◆ TASK: Your answer is a single number: how many lines hold the word "name"?

◆ EXCERPTED DATA:
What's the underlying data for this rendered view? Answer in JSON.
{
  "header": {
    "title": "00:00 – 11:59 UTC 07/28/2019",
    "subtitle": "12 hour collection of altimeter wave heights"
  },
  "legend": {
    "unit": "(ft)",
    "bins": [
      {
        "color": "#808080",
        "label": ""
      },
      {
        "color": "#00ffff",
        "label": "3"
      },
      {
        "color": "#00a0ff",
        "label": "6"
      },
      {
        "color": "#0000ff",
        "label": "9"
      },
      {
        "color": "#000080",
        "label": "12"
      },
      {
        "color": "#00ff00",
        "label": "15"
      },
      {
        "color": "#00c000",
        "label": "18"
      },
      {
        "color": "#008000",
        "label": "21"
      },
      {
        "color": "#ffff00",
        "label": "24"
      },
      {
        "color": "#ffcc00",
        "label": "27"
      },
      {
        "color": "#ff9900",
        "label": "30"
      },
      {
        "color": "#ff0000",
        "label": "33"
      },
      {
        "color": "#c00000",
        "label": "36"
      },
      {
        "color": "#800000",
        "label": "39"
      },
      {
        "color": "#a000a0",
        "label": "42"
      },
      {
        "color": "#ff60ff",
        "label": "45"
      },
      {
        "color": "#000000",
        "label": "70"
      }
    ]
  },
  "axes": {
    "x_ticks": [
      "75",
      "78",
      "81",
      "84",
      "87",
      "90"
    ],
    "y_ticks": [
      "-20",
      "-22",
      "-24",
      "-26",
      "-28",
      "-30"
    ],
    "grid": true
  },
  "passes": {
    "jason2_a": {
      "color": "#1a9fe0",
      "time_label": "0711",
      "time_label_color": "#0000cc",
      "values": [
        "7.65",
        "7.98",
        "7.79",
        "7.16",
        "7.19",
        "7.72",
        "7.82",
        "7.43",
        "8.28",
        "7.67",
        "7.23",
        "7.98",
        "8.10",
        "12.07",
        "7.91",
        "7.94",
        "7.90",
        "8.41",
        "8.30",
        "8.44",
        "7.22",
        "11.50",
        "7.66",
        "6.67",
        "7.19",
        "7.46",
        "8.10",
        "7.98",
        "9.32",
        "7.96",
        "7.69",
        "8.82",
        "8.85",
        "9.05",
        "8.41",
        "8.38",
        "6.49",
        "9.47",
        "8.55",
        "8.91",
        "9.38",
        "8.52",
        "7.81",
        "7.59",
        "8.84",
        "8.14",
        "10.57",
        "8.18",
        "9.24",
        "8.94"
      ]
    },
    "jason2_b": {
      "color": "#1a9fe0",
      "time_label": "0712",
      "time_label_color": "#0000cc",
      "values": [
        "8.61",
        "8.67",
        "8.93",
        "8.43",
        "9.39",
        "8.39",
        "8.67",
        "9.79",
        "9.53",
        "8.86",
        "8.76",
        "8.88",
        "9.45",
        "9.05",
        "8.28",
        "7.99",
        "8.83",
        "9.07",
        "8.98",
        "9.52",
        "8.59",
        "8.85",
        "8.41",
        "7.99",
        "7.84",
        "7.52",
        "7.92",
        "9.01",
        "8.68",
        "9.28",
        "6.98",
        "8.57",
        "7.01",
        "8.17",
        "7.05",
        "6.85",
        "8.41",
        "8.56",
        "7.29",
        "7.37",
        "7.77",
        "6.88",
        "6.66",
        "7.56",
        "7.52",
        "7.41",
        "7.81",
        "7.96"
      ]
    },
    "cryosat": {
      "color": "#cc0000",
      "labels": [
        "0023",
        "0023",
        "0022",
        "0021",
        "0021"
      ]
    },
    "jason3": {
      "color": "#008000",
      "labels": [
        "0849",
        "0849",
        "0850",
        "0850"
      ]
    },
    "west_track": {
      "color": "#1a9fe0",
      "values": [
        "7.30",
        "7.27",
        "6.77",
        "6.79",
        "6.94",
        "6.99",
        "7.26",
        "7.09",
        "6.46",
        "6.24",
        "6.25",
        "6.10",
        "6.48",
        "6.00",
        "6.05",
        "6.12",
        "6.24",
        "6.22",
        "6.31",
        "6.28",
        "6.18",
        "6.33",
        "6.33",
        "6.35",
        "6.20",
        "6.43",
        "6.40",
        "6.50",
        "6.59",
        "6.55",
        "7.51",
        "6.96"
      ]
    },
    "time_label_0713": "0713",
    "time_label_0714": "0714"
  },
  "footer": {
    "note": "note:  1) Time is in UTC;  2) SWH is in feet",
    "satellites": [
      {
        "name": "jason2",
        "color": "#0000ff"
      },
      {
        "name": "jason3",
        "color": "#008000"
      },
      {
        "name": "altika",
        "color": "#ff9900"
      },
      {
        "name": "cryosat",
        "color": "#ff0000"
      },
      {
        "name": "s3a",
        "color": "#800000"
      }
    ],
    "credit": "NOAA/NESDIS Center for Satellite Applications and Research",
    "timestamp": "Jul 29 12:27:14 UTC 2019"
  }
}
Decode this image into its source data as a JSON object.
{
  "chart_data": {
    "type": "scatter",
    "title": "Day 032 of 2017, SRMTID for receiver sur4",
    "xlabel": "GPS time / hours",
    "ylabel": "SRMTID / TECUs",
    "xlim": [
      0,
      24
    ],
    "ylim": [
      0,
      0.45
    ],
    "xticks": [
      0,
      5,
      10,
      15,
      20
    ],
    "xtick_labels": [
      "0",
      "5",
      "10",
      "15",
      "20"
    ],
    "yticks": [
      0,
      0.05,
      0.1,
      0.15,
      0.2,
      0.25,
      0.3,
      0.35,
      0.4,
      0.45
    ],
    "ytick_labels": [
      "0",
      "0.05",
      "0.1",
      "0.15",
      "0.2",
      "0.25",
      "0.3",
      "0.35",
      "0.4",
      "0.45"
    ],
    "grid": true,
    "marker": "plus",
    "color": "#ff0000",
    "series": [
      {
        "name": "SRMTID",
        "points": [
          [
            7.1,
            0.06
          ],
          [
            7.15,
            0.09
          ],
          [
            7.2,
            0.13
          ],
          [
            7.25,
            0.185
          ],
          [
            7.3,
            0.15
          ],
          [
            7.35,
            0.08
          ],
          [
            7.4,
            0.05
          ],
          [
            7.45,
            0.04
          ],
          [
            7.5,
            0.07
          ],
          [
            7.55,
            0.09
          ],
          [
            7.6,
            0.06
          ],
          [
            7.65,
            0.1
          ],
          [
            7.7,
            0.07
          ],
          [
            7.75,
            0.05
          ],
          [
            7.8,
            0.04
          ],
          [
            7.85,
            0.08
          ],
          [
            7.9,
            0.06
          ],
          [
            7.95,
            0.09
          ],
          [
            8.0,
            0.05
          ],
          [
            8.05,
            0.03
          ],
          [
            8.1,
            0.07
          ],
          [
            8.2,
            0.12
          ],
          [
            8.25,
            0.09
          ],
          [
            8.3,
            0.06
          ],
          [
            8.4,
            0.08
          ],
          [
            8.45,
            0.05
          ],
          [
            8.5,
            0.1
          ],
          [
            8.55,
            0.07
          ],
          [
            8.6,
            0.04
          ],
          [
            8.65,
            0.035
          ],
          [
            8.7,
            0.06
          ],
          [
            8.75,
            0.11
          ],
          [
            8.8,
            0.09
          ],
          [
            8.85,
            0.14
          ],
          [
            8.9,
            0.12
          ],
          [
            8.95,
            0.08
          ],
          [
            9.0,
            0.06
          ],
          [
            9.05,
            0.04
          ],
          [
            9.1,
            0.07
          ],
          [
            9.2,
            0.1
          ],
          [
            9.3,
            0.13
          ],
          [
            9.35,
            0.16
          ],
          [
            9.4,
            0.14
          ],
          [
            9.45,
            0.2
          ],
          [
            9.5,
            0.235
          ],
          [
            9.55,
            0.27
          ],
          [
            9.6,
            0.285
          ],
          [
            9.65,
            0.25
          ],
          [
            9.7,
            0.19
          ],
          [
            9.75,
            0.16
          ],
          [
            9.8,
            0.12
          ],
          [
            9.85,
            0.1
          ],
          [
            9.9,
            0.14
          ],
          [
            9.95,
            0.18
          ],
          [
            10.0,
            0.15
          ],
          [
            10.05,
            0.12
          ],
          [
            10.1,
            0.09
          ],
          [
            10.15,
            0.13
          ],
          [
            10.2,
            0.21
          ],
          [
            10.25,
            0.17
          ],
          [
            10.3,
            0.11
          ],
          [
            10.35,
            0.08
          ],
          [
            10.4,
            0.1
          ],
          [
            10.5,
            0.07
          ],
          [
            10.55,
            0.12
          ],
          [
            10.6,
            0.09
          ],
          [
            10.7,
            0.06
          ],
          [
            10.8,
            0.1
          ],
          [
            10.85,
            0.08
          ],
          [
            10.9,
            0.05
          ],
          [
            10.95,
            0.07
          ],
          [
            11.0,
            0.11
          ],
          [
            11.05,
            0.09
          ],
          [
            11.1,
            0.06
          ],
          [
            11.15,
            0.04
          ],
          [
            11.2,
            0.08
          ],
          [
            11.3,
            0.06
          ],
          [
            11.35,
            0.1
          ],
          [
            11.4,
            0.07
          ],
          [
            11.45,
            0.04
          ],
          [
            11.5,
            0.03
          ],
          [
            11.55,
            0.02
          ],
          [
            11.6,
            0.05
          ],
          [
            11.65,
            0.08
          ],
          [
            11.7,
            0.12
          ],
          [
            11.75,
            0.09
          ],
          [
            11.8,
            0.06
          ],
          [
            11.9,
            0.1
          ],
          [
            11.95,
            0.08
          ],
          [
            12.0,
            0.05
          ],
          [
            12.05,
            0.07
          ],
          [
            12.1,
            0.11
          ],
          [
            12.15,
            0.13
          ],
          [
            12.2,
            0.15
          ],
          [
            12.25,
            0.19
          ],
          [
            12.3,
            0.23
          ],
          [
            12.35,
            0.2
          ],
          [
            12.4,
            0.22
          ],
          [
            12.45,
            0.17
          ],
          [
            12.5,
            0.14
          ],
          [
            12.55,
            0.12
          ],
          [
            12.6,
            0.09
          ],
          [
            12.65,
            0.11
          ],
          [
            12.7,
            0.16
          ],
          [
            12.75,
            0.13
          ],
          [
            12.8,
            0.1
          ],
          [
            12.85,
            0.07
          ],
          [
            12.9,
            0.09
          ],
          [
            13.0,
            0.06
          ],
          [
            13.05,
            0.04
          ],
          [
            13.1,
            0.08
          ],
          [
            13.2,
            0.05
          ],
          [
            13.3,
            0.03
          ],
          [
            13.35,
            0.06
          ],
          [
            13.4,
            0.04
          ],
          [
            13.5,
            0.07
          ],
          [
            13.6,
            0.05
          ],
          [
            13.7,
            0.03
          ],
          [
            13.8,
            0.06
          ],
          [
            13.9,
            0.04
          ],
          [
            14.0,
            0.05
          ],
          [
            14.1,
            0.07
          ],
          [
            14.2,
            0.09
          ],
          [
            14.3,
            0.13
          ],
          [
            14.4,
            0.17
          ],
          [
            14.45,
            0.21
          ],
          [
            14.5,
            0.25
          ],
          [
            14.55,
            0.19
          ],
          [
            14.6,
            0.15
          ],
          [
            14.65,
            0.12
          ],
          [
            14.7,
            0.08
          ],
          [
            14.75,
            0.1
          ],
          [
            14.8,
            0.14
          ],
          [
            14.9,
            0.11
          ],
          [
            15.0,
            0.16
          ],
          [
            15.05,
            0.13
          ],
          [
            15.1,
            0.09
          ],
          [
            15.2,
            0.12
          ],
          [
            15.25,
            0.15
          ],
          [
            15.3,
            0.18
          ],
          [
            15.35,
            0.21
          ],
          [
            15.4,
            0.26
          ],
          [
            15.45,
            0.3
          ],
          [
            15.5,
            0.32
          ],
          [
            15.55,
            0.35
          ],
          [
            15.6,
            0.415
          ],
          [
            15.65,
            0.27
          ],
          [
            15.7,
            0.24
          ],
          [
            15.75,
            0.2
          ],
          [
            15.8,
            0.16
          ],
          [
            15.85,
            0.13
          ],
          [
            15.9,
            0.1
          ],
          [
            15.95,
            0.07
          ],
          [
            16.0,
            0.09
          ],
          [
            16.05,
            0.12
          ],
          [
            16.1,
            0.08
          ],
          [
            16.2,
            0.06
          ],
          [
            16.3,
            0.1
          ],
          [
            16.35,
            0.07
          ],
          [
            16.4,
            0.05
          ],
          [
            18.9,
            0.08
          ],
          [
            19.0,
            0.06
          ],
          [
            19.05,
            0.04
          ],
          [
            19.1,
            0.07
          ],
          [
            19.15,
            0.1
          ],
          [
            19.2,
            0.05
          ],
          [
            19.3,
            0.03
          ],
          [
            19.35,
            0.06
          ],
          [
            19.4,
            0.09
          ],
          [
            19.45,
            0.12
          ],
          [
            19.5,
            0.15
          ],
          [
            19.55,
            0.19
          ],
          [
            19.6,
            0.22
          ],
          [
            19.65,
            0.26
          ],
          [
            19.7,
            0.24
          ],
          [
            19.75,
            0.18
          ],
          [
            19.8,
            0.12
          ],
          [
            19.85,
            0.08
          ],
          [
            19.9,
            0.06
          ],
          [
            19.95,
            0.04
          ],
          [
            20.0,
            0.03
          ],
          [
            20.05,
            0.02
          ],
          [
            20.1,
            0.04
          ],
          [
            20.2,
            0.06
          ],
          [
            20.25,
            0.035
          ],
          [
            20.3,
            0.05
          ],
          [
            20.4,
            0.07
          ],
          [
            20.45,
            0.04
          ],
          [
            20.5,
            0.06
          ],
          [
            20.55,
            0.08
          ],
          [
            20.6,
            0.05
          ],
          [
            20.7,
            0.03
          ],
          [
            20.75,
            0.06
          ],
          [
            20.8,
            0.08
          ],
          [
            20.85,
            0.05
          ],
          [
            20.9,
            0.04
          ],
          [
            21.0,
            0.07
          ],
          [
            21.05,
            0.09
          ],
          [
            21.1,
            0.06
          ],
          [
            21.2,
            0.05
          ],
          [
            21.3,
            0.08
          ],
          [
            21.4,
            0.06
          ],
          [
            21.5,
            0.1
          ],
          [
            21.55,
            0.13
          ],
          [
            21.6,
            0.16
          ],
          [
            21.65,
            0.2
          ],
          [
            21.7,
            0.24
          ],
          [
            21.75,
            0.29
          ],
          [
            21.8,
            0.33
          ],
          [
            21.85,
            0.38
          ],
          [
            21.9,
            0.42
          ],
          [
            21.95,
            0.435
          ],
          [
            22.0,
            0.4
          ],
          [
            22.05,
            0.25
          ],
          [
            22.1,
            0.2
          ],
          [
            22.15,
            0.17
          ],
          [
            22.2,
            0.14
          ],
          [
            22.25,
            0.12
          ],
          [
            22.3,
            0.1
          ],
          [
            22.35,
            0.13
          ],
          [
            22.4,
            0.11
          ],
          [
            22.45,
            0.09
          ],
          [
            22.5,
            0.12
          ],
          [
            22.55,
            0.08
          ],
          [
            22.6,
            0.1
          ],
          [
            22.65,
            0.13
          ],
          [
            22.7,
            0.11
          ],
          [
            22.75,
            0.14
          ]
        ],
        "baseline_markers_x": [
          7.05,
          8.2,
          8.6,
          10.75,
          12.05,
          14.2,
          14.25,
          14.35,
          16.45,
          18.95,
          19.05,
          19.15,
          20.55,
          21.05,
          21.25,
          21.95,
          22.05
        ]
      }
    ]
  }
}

◆ ANSWER IN FULL: 6